(Dataset items)
_ _ _
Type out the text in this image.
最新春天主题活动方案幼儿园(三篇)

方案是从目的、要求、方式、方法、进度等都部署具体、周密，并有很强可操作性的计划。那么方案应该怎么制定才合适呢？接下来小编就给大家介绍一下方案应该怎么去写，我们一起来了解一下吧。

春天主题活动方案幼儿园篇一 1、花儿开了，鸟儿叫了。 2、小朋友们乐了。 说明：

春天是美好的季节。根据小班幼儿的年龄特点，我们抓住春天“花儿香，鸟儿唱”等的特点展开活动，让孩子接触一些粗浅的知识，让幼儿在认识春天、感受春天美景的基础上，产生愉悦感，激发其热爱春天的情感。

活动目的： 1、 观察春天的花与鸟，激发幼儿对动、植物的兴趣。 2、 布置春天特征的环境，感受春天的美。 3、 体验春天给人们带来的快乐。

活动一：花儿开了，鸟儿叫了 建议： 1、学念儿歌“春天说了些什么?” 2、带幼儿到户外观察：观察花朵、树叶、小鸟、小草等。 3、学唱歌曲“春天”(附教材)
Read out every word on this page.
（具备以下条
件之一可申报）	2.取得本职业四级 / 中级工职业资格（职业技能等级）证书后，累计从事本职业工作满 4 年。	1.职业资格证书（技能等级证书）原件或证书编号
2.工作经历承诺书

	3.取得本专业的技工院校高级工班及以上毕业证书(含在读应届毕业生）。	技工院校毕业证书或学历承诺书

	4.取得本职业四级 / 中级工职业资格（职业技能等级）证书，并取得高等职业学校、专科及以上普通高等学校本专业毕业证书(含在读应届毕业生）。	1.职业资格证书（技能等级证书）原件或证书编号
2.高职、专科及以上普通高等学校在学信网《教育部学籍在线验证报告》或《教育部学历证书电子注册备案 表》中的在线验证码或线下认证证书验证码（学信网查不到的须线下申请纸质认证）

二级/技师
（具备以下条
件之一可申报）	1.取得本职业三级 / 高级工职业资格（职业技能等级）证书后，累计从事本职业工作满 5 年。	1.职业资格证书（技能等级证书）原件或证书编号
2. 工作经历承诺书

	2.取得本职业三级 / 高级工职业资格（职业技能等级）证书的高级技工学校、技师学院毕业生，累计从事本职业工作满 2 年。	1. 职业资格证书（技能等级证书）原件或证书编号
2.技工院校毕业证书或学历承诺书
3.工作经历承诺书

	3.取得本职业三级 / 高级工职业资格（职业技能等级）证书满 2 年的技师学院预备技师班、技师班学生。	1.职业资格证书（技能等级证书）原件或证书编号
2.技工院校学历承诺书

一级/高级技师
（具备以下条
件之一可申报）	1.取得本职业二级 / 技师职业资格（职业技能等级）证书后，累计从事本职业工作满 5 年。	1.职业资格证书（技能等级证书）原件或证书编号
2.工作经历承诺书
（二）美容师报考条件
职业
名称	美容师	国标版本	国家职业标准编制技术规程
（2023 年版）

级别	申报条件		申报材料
_ _ _
THE TASK ▸ Extract all the material, leaving every line as it is.

RESPONSE BELOW ▸
Type out the text in this image.
最新春天主题活动方案幼儿园(三篇)

方案是从目的、要求、方式、方法、进度等都部署具体、周密，并有很强可操作性的计划。那么方案应该怎么制定才合适呢？接下来小编就给大家介绍一下方案应该怎么去写，我们一起来了解一下吧。

春天主题活动方案幼儿园篇一 1、花儿开了，鸟儿叫了。 2、小朋友们乐了。 说明：

春天是美好的季节。根据小班幼儿的年龄特点，我们抓住春天“花儿香，鸟儿唱”等的特点展开活动，让孩子接触一些粗浅的知识，让幼儿在认识春天、感受春天美景的基础上，产生愉悦感，激发其热爱春天的情感。

活动目的： 1、 观察春天的花与鸟，激发幼儿对动、植物的兴趣。 2、 布置春天特征的环境，感受春天的美。 3、 体验春天给人们带来的快乐。

活动一：花儿开了，鸟儿叫了 建议： 1、学念儿歌“春天说了些什么?” 2、带幼儿到户外观察：观察花朵、树叶、小鸟、小草等。 3、学唱歌曲“春天”(附教材)
Read out every word on this page.
（具备以下条
件之一可申报）	2.取得本职业四级 / 中级工职业资格（职业技能等级）证书后，累计从事本职业工作满 4 年。	1.职业资格证书（技能等级证书）原件或证书编号
2.工作经历承诺书

	3.取得本专业的技工院校高级工班及以上毕业证书(含在读应届毕业生）。	技工院校毕业证书或学历承诺书

	4.取得本职业四级 / 中级工职业资格（职业技能等级）证书，并取得高等职业学校、专科及以上普通高等学校本专业毕业证书(含在读应届毕业生）。	1.职业资格证书（技能等级证书）原件或证书编号
2.高职、专科及以上普通高等学校在学信网《教育部学籍在线验证报告》或《教育部学历证书电子注册备案 表》中的在线验证码或线下认证证书验证码（学信网查不到的须线下申请纸质认证）

二级/技师
（具备以下条
件之一可申报）	1.取得本职业三级 / 高级工职业资格（职业技能等级）证书后，累计从事本职业工作满 5 年。	1.职业资格证书（技能等级证书）原件或证书编号
2. 工作经历承诺书

	2.取得本职业三级 / 高级工职业资格（职业技能等级）证书的高级技工学校、技师学院毕业生，累计从事本职业工作满 2 年。	1. 职业资格证书（技能等级证书）原件或证书编号
2.技工院校毕业证书或学历承诺书
3.工作经历承诺书

	3.取得本职业三级 / 高级工职业资格（职业技能等级）证书满 2 年的技师学院预备技师班、技师班学生。	1.职业资格证书（技能等级证书）原件或证书编号
2.技工院校学历承诺书

一级/高级技师
（具备以下条
件之一可申报）	1.取得本职业二级 / 技师职业资格（职业技能等级）证书后，累计从事本职业工作满 5 年。	1.职业资格证书（技能等级证书）原件或证书编号
2.工作经历承诺书
（二）美容师报考条件
职业
名称	美容师	国标版本	国家职业标准编制技术规程
（2023 年版）

级别	申报条件		申报材料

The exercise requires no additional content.